In the entries that follow, how many lines contain the word "text"? Answer with the number only.

===== DATA =====

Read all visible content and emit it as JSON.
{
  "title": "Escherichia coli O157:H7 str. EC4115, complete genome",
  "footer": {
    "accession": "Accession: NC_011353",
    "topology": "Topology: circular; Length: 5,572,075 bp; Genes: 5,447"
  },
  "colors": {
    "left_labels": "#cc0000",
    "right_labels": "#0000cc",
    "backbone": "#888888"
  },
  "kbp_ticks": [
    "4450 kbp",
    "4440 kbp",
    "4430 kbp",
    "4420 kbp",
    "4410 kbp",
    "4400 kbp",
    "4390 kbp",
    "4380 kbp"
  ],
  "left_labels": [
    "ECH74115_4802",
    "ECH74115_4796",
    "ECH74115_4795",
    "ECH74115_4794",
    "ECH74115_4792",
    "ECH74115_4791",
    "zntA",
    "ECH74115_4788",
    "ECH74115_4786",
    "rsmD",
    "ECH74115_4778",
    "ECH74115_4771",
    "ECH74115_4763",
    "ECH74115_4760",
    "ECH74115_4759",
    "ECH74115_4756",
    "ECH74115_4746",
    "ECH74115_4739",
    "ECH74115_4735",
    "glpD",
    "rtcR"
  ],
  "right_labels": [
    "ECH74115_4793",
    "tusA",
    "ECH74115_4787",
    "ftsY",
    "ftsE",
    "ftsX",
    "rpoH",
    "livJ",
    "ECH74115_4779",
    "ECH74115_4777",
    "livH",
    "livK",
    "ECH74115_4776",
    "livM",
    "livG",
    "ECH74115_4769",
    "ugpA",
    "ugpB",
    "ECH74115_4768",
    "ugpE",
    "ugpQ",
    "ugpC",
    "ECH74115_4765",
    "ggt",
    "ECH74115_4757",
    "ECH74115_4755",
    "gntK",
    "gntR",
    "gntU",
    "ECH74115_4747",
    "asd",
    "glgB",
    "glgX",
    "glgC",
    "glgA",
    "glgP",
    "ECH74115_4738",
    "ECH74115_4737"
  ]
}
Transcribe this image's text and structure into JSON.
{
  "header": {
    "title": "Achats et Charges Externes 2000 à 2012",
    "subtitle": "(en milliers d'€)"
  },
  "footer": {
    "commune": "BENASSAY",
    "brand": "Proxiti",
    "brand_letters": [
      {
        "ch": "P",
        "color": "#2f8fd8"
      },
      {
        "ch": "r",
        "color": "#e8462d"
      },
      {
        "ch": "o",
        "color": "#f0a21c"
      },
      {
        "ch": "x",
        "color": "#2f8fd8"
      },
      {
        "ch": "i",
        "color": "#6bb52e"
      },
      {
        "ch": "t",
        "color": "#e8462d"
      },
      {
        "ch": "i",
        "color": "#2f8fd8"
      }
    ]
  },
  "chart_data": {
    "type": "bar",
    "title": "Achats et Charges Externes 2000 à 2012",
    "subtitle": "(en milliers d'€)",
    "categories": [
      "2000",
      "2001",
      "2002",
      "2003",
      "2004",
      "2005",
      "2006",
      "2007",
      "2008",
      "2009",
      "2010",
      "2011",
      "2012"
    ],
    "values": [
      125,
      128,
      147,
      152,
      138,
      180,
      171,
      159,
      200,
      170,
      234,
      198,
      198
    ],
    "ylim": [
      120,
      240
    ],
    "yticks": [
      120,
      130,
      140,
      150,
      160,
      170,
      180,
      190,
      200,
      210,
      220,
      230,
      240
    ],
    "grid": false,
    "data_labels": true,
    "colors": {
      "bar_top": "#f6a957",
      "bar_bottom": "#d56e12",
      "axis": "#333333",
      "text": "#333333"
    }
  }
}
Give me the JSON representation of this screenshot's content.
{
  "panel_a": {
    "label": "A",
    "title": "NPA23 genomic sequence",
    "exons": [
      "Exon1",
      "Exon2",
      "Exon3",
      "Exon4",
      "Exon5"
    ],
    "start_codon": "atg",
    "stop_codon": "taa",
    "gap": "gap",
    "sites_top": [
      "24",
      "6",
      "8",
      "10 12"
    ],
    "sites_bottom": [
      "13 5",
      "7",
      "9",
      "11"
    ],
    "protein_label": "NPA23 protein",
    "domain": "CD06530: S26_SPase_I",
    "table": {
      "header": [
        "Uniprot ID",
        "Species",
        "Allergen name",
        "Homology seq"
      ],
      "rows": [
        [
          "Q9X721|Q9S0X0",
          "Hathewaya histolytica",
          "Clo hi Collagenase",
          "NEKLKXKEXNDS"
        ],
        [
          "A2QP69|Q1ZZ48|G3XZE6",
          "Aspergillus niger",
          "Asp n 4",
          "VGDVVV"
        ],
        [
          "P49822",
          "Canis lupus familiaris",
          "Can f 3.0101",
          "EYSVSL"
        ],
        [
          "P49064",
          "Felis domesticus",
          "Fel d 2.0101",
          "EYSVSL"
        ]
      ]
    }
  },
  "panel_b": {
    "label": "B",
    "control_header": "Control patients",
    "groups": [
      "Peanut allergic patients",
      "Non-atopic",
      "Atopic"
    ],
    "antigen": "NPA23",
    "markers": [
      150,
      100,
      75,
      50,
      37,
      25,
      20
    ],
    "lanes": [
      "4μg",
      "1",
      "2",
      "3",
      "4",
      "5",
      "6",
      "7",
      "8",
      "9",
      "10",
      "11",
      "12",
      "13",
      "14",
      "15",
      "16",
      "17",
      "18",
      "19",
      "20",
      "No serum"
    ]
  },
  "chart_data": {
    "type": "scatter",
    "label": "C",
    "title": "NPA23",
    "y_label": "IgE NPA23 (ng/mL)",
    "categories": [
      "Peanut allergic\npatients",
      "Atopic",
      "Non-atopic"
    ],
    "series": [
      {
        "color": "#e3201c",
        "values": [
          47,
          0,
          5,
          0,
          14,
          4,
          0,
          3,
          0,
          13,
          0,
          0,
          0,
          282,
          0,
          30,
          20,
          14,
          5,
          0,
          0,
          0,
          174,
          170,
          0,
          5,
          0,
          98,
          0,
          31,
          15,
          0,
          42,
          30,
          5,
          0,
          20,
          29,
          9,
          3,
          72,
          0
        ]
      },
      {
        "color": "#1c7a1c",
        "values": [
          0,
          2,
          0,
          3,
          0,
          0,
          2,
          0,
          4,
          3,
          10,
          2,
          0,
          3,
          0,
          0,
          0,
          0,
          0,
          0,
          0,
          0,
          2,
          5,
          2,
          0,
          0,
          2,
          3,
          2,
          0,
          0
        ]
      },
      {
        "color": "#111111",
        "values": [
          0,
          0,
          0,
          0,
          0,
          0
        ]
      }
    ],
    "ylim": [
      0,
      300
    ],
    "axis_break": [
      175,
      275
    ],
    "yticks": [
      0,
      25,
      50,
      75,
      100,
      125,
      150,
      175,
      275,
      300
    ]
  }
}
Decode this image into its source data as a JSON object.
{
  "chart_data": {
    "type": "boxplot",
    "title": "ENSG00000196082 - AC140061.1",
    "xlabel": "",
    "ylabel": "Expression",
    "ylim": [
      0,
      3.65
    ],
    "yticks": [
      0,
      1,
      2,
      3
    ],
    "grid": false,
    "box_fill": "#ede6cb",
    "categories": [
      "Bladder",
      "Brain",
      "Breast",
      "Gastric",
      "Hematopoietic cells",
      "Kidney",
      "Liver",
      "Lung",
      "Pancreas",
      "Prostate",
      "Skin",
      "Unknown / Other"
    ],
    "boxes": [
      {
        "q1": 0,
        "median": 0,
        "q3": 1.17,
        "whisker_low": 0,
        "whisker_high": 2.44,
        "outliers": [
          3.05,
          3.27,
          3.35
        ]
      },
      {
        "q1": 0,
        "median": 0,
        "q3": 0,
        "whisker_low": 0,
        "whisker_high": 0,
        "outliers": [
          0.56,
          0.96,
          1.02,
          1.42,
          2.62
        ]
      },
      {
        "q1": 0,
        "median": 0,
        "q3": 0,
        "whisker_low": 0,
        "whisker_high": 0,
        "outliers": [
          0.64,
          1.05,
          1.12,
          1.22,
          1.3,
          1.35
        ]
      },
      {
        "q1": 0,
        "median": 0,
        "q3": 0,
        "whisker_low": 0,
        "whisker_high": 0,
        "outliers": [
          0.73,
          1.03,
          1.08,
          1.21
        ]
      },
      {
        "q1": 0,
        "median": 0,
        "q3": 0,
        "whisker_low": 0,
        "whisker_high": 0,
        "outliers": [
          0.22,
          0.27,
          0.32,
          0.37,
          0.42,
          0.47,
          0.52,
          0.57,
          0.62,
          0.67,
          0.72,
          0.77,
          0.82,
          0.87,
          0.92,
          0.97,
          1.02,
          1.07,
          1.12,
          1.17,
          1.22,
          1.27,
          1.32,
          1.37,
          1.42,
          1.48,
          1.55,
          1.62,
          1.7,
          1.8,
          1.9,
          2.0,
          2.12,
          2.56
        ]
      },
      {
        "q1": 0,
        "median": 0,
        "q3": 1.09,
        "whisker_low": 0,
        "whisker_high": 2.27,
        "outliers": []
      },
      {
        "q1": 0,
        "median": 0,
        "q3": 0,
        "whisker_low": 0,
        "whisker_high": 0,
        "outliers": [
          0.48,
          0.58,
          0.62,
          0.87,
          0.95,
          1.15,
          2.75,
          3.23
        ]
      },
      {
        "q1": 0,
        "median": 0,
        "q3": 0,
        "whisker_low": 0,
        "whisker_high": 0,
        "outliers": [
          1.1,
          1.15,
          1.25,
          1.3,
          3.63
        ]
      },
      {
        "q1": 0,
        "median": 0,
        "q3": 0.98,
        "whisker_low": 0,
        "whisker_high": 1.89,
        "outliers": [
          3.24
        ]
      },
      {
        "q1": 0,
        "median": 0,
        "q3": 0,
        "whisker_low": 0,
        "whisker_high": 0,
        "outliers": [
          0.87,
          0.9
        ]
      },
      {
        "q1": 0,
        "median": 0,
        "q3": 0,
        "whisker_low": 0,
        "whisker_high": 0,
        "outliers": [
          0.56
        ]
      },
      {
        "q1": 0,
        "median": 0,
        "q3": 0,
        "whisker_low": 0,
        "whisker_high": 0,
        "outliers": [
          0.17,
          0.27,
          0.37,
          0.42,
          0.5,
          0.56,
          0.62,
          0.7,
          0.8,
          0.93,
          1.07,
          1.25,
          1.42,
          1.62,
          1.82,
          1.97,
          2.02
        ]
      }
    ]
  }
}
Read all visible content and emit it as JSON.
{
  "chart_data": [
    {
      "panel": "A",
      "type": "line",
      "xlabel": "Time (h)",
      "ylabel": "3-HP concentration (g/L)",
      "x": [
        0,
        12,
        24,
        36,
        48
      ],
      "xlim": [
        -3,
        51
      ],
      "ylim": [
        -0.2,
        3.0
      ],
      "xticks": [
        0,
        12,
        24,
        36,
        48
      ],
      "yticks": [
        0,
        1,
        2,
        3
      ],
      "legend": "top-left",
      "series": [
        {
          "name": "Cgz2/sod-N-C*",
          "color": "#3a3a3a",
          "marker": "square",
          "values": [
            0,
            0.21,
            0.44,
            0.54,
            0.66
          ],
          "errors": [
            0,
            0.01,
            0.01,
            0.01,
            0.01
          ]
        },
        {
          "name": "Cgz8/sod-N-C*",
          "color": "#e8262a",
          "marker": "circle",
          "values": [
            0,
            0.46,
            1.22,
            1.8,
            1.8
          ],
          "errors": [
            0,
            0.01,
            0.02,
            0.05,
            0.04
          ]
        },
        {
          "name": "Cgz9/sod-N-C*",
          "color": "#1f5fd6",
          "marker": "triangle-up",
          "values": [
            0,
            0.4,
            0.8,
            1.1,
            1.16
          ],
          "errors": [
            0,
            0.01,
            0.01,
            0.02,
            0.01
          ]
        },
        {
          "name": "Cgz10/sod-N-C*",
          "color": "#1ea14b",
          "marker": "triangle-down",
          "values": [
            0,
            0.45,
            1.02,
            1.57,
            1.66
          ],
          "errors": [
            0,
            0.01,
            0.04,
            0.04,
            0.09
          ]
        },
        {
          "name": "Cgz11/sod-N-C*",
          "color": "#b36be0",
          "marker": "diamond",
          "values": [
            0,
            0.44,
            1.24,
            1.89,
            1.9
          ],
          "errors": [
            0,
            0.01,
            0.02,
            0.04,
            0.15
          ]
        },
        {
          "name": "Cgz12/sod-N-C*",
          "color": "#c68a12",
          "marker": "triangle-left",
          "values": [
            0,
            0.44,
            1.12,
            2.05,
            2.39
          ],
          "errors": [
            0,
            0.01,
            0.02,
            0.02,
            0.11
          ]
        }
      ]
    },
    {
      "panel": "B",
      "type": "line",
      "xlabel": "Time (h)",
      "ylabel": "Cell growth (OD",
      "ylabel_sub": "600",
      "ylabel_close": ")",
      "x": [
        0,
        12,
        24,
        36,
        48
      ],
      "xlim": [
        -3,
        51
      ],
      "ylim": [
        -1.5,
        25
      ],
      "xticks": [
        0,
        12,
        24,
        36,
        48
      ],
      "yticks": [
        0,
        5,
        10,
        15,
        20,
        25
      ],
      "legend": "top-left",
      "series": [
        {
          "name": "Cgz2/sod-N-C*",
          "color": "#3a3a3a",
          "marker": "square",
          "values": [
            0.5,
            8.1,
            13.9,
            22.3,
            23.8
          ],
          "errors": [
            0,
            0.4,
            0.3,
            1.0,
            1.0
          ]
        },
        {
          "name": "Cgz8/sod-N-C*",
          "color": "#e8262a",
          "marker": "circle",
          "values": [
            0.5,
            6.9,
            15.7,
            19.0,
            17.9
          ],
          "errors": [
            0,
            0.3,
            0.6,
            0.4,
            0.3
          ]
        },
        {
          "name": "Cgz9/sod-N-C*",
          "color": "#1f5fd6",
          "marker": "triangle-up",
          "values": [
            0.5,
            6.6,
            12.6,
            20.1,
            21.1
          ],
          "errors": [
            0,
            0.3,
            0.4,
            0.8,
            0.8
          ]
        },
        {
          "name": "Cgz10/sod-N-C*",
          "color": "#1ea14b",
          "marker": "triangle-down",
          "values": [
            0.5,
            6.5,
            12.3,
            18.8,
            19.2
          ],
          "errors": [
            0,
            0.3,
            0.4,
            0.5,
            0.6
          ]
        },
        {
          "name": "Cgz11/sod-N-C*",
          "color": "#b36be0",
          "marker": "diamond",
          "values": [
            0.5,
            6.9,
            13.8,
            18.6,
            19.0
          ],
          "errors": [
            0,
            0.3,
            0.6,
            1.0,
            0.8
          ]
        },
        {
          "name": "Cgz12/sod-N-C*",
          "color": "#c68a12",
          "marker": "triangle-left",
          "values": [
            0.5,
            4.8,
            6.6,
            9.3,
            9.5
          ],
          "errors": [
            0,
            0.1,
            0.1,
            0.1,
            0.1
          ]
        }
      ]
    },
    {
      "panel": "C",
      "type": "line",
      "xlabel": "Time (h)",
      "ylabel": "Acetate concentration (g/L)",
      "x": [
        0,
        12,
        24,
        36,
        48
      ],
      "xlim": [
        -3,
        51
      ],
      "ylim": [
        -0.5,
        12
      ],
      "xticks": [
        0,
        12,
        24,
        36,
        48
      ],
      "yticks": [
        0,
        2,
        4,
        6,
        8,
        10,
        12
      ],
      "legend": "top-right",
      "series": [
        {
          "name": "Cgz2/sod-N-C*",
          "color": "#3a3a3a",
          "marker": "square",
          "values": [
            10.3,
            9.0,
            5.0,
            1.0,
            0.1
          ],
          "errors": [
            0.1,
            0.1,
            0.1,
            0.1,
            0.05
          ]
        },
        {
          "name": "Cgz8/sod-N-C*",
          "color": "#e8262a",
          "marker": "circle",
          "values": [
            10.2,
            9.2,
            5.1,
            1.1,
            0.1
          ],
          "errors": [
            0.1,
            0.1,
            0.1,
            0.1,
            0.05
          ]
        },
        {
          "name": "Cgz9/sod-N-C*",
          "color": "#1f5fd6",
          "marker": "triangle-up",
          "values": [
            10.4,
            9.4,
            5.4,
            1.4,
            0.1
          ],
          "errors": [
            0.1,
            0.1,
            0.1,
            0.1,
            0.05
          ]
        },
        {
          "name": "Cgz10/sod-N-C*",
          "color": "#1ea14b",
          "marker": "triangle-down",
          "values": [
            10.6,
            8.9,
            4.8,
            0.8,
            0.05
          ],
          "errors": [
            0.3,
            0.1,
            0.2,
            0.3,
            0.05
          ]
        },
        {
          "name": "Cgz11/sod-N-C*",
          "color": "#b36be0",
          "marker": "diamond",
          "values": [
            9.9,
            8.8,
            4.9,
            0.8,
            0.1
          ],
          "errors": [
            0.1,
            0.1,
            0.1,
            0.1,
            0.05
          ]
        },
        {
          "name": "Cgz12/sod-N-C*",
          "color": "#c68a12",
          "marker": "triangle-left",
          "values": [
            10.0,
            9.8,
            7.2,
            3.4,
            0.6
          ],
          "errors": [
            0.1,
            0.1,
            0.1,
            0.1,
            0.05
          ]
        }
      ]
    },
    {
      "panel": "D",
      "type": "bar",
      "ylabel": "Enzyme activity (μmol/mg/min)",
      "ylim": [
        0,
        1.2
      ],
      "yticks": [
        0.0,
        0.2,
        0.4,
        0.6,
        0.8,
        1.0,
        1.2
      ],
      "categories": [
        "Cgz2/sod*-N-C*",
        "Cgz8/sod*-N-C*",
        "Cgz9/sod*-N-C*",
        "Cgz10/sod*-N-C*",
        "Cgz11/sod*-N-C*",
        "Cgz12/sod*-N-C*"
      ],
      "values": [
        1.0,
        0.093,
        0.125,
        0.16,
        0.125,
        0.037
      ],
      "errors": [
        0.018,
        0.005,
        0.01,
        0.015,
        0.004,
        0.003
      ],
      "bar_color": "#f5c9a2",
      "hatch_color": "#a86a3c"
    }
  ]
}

=====

> _ANSWER BOX_
2